WRITTEN REQUEST: Where the word "type" occurs in a line, return that line.

(Stored entries)
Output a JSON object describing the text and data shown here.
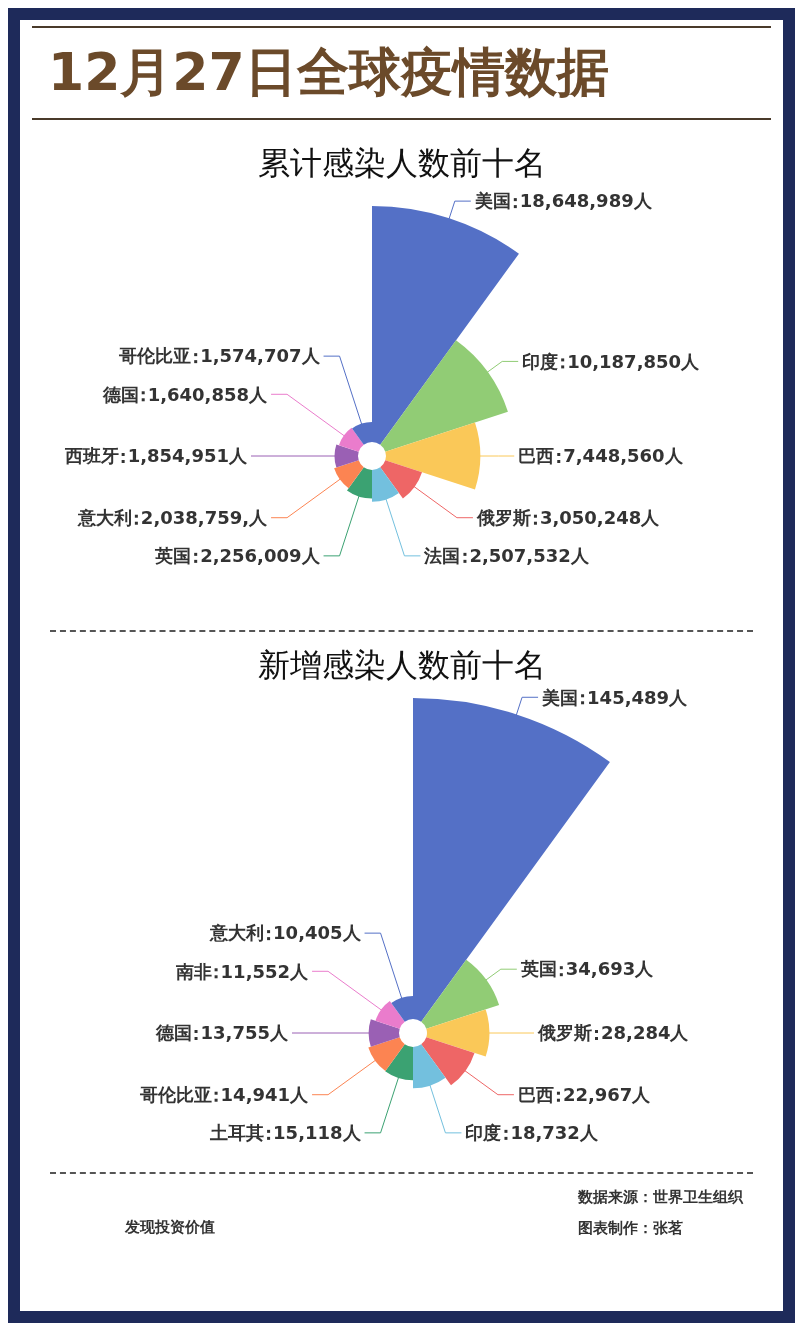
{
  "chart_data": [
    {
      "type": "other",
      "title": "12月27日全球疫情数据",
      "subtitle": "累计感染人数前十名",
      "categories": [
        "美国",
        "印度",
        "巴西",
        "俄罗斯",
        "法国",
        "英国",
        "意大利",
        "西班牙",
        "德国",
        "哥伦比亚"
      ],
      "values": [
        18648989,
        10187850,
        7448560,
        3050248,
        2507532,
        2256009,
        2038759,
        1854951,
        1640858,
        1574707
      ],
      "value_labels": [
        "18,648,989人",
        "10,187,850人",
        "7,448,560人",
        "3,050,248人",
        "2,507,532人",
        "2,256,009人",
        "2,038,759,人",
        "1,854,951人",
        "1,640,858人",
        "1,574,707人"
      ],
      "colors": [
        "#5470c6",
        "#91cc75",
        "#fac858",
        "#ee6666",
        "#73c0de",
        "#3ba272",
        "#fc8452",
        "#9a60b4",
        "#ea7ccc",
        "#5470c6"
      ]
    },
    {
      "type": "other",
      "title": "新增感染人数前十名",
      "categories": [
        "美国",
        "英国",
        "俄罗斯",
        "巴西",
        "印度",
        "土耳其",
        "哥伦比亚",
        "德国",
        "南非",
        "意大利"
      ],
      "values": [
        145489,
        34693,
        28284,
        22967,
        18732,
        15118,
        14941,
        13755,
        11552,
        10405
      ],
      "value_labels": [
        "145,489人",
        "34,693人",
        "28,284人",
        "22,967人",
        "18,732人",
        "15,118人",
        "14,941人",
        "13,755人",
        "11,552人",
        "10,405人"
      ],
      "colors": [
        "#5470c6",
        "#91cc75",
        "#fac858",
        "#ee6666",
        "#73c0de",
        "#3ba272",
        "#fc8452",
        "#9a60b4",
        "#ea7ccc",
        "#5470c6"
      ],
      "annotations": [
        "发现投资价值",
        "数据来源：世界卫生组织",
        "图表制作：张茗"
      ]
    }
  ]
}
---
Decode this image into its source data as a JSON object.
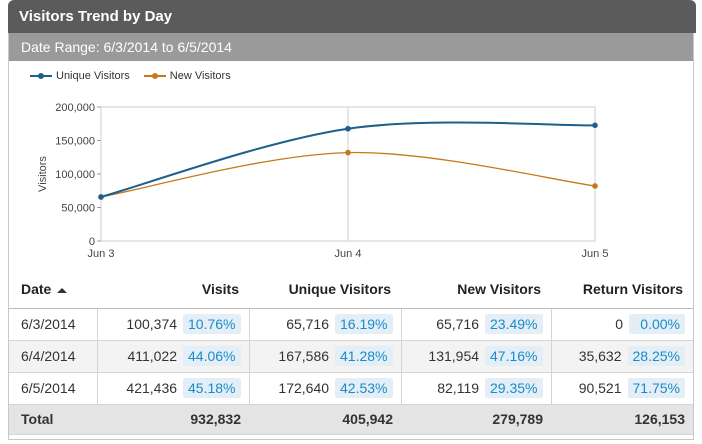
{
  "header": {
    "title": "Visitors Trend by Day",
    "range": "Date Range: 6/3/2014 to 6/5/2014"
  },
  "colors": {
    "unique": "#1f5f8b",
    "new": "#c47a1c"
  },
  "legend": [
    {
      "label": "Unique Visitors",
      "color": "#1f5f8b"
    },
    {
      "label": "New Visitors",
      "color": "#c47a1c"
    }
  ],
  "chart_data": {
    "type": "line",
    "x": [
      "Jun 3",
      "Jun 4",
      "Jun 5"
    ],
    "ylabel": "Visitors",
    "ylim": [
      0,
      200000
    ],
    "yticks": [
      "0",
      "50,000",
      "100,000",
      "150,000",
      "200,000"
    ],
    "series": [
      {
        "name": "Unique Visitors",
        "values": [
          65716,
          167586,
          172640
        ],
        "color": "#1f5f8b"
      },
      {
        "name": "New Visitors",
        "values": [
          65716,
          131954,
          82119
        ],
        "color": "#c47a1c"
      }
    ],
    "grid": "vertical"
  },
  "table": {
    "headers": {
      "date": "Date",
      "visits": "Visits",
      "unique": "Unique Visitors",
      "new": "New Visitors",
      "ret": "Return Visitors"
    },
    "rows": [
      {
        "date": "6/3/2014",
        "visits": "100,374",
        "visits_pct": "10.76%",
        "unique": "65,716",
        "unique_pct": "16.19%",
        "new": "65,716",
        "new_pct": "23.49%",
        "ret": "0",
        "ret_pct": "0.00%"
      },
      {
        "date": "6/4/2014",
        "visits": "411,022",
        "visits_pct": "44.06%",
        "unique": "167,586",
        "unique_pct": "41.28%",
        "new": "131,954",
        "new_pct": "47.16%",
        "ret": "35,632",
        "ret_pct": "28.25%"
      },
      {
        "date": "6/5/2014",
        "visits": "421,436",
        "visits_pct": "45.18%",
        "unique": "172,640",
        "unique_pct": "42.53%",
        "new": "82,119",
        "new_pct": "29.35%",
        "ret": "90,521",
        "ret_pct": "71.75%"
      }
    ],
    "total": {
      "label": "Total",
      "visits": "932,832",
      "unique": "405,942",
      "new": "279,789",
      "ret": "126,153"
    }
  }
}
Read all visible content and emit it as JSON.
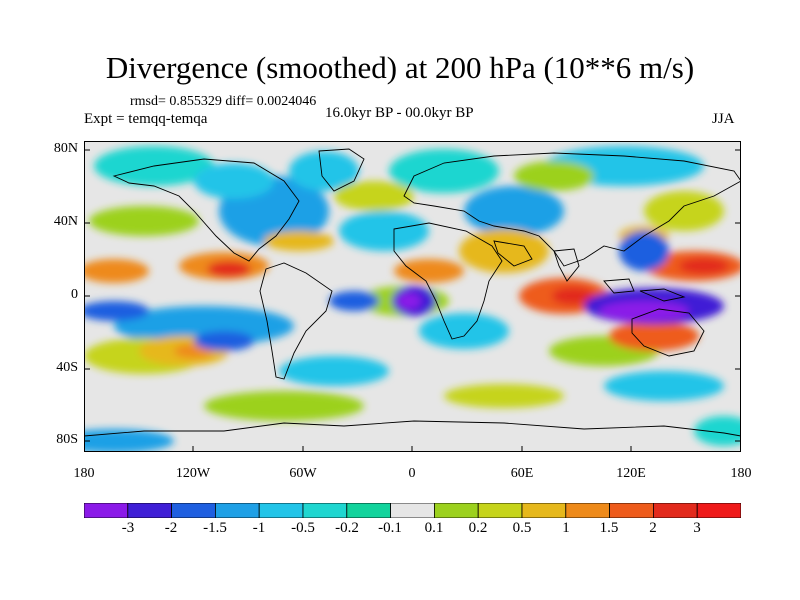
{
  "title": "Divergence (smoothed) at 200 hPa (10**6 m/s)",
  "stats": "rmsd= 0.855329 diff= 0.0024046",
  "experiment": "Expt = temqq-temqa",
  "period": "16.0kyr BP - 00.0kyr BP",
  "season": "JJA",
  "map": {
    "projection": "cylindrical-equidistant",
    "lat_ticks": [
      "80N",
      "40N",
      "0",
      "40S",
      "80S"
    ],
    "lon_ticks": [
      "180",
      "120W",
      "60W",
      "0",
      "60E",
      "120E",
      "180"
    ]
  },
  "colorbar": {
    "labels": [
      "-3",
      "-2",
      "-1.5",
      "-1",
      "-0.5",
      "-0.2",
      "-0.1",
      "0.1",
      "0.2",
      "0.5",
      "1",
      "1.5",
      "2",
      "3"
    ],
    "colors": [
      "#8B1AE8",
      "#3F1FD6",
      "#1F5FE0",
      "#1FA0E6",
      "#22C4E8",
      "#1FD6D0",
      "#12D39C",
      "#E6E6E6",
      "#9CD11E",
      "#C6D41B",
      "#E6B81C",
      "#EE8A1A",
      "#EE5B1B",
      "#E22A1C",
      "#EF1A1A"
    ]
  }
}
==
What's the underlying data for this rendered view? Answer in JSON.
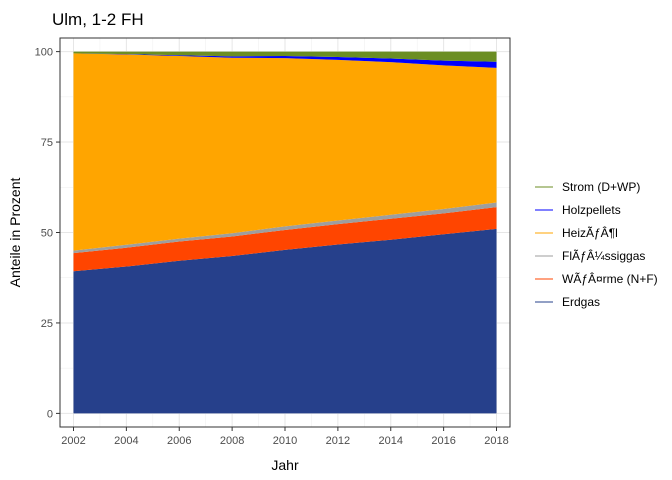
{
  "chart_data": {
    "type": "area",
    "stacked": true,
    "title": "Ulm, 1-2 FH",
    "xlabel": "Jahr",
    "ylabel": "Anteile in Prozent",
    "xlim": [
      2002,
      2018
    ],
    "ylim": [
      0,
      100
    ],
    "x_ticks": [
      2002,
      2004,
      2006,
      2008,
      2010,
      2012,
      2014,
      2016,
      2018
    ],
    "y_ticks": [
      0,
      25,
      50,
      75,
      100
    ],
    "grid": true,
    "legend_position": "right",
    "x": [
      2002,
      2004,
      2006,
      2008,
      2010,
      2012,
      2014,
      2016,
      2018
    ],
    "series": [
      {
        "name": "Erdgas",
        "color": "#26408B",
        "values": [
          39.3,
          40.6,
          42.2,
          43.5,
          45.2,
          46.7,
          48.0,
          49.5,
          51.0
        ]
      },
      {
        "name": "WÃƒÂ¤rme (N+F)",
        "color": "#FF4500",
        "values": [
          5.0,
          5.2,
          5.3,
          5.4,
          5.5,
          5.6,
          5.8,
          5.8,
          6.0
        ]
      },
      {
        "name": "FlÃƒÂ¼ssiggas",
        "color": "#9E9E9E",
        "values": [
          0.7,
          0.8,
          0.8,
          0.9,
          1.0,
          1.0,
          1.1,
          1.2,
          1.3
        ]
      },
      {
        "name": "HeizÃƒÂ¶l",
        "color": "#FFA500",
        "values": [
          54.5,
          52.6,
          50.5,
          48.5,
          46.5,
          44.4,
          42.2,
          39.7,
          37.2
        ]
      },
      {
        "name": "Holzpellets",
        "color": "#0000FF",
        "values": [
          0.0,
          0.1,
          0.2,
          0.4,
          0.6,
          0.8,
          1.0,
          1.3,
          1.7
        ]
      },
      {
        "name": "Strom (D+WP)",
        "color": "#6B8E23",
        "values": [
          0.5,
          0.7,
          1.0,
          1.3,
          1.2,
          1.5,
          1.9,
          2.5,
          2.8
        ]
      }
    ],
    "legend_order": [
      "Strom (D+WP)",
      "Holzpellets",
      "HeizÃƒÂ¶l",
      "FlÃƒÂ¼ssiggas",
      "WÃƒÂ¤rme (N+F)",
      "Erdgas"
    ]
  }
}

RESPONSE BELOW:
      "type": "other",
      "type": "other",
    "type": "line",
    "type": "area",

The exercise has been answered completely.